── INPUT FOR THIS TASK ──

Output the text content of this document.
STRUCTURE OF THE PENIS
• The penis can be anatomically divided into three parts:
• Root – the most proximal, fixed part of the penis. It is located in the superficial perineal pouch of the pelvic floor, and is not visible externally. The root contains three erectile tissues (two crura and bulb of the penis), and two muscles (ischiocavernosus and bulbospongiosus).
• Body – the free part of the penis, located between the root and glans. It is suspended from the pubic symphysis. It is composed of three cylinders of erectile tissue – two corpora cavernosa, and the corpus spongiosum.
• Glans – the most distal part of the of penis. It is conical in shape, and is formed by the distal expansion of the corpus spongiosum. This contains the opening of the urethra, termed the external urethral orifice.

───

* [STATED GOAL]: Say, as a bare number, how many lines in the entries above include the string "contains".

* [COMPLETE ANSWER]: 2